**Action item A**
In the methods text on chromatography and CD spectroscopy, at what wavelength did the laser used for MALLS detection emit?
**Action item B**
Pull out the portion of the methods text from "CD spectroscopy." to "determination and refinement.", word for word.

#### Document segment ####

Size-exclusion chromatography (SEC) was performed with a Superdex S75 column (GE Healthcare) equilibrated in 20 mM Tris-HCl, pH 7.5, 150 mM NaCl. Separations were performed at 20°C with a flow rate of 0.5 ml · min−1. Fifty microliters of a protein solution at a concentration of 7 mg · ml−1 was injected. Online multiangle laser light scattering (MALLS) detection was performed with a DAWN-EOS detector (Wyatt Technology Corp., Santa Barbara, CA) using a laser emitting at 690 nm. The protein concentration was measured online by the use of refractive index measurements, an RI2000 detector (Schambeck SFD), and a refractive index increment dn/dc, the differential increment of refractive index per differential increment of concentration, of 0.185 ml · g−1. Data were analyzed, and weight-average molecular weights (Mws) were calculated using the software ASTRA V (Wyatt Technology Corp., Santa Barbara, CA) as described previously (18). For size determination, the column was calibrated with proteins of known Stokes radius (RS) (31).
CD spectroscopy.
Far-UV circular dichroism (CD) spectra were recorded at 20°C on a Jasco model J-810 CD spectropolarimeter equipped with a Peltier temperature controller. The LNYV P C-terminal domain (PCTD) was in 20 mM Tris-HCl, pH 7.5, containing 150 mM NaCl. Spectra were measured in a cuvette with a path length of 1 mm. The temperature-induced unfolding and refolding were recorded at 222 nm in a cuvette with a path length of 10 mm by varying the temperature between 25 and 60°C using a scan rate of 60°C/h.
Crystallization, data collection, and structure determination and refinement.

#### Provided data ####

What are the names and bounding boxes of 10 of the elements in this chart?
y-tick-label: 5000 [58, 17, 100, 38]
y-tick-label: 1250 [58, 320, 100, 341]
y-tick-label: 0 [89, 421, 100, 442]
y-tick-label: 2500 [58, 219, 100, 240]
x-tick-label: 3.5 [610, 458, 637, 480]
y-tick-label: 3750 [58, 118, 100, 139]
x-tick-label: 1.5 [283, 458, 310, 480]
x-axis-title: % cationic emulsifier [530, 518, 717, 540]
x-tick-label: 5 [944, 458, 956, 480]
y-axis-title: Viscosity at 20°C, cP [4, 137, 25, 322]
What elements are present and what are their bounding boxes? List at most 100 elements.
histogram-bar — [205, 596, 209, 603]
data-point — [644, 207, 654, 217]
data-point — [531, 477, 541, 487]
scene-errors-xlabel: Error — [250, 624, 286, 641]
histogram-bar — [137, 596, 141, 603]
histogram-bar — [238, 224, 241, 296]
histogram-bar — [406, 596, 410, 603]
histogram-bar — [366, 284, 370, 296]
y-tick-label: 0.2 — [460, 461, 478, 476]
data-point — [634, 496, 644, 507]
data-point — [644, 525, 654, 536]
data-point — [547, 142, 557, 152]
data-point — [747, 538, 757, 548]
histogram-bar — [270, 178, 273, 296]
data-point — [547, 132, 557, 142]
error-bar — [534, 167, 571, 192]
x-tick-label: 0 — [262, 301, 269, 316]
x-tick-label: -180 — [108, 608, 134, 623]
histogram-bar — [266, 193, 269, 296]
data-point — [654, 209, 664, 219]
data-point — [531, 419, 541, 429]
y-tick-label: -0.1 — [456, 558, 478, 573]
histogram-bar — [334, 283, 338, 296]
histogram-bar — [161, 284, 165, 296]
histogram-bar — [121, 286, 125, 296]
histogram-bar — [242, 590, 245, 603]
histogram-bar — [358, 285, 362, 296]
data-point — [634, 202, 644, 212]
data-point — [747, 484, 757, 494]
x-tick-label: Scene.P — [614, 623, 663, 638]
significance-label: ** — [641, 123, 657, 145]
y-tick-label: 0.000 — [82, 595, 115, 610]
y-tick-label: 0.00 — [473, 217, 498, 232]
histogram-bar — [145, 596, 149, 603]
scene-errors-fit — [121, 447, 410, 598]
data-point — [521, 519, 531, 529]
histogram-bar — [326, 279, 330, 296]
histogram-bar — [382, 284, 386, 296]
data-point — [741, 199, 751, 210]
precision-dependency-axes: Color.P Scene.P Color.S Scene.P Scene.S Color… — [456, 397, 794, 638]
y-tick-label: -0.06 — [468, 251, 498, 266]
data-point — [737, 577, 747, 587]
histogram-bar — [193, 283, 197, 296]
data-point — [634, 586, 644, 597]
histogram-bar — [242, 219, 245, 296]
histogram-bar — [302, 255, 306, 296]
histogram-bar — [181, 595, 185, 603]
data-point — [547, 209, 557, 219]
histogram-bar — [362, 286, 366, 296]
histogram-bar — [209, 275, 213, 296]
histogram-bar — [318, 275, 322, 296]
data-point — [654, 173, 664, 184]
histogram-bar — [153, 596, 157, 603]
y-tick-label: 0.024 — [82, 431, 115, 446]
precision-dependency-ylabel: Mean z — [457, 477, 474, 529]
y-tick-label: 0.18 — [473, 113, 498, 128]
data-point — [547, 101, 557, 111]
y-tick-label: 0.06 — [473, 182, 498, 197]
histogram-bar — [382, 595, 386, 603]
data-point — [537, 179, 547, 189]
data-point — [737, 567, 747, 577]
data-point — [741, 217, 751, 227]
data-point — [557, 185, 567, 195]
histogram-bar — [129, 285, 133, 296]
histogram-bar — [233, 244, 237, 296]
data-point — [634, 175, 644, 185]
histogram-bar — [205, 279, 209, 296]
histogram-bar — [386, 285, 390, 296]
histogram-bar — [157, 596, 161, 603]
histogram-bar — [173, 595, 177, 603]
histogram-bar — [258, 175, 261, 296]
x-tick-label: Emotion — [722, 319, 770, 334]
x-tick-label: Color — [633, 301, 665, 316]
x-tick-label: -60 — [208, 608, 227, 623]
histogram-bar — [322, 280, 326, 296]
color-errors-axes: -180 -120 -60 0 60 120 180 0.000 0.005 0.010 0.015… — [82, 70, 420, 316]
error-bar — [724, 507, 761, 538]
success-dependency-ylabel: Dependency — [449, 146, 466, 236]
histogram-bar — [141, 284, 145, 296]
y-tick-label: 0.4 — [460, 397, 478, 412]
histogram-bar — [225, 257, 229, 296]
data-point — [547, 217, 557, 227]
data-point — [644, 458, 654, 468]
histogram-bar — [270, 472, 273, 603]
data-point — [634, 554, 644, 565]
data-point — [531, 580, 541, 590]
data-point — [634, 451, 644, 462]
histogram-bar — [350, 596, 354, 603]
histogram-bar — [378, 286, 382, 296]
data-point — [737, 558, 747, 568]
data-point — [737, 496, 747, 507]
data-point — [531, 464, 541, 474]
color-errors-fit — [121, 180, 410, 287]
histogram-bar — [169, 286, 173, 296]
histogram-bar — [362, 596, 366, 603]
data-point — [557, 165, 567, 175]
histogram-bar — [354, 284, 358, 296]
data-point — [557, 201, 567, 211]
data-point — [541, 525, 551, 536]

####

**Task result A**
690 nm.

**Task result B**
CD spectroscopy.
Far-UV circular dichroism (CD) spectra were recorded at 20°C on a Jasco model J-810 CD spectropolarimeter equipped with a Peltier temperature controller. The LNYV P C-terminal domain (PCTD) was in 20 mM Tris-HCl, pH 7.5, containing 150 mM NaCl. Spectra were measured in a cuvette with a path length of 1 mm. The temperature-induced unfolding and refolding were recorded at 222 nm in a cuvette with a path length of 10 mm by varying the temperature between 25 and 60°C using a scan rate of 60°C/h.
Crystallization, data collection, and structure determination and refinement.